▸ Stated exercise: Reproduce the listing below in full, substituting "Ellipse" for each occurrence of "Circle" and leaving everything else unchanged. Omit the picture from your answer.

════════════════════

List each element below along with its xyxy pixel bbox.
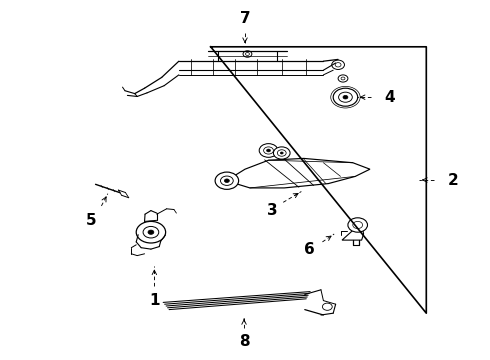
Text: 5: 5 (85, 213, 96, 228)
Text: 2: 2 (448, 172, 459, 188)
Polygon shape (342, 229, 364, 240)
Circle shape (143, 226, 159, 238)
Text: 4: 4 (384, 90, 395, 105)
Text: 6: 6 (304, 242, 315, 257)
Circle shape (224, 179, 229, 183)
Circle shape (267, 149, 270, 152)
Circle shape (322, 303, 332, 310)
Circle shape (335, 63, 341, 67)
Circle shape (245, 53, 249, 55)
Circle shape (339, 92, 352, 102)
Circle shape (280, 152, 283, 154)
Circle shape (215, 172, 239, 189)
Circle shape (273, 147, 290, 159)
Circle shape (264, 147, 273, 154)
Circle shape (277, 150, 286, 156)
Text: 8: 8 (239, 334, 249, 349)
Circle shape (136, 221, 166, 243)
Polygon shape (226, 158, 370, 188)
Circle shape (343, 95, 348, 99)
Circle shape (332, 60, 344, 69)
Circle shape (348, 218, 368, 232)
Circle shape (333, 88, 358, 106)
Text: 7: 7 (240, 11, 250, 26)
Circle shape (243, 51, 252, 57)
Circle shape (353, 221, 363, 229)
Circle shape (148, 230, 154, 234)
Circle shape (220, 176, 233, 185)
Text: 3: 3 (267, 203, 277, 218)
Circle shape (338, 75, 348, 82)
Circle shape (259, 144, 278, 157)
Circle shape (341, 77, 345, 80)
Text: 1: 1 (149, 293, 160, 308)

════════════════════

▸ Exercise output:
List each element below along with its xyxy pixel bbox.
Text: 5: 5 (85, 213, 96, 228)
Text: 2: 2 (448, 172, 459, 188)
Polygon shape (342, 229, 364, 240)
Ellipse shape (143, 226, 159, 238)
Text: 4: 4 (384, 90, 395, 105)
Text: 6: 6 (304, 242, 315, 257)
Ellipse shape (224, 179, 229, 183)
Ellipse shape (267, 149, 270, 152)
Ellipse shape (322, 303, 332, 310)
Ellipse shape (335, 63, 341, 67)
Ellipse shape (245, 53, 249, 55)
Ellipse shape (339, 92, 352, 102)
Ellipse shape (280, 152, 283, 154)
Ellipse shape (215, 172, 239, 189)
Ellipse shape (273, 147, 290, 159)
Ellipse shape (264, 147, 273, 154)
Ellipse shape (277, 150, 286, 156)
Text: 8: 8 (239, 334, 249, 349)
Ellipse shape (136, 221, 166, 243)
Polygon shape (226, 158, 370, 188)
Ellipse shape (343, 95, 348, 99)
Ellipse shape (332, 60, 344, 69)
Ellipse shape (348, 218, 368, 232)
Ellipse shape (333, 88, 358, 106)
Text: 7: 7 (240, 11, 250, 26)
Ellipse shape (243, 51, 252, 57)
Ellipse shape (353, 221, 363, 229)
Ellipse shape (148, 230, 154, 234)
Ellipse shape (220, 176, 233, 185)
Text: 3: 3 (267, 203, 277, 218)
Ellipse shape (338, 75, 348, 82)
Ellipse shape (259, 144, 278, 157)
Ellipse shape (341, 77, 345, 80)
Text: 1: 1 (149, 293, 160, 308)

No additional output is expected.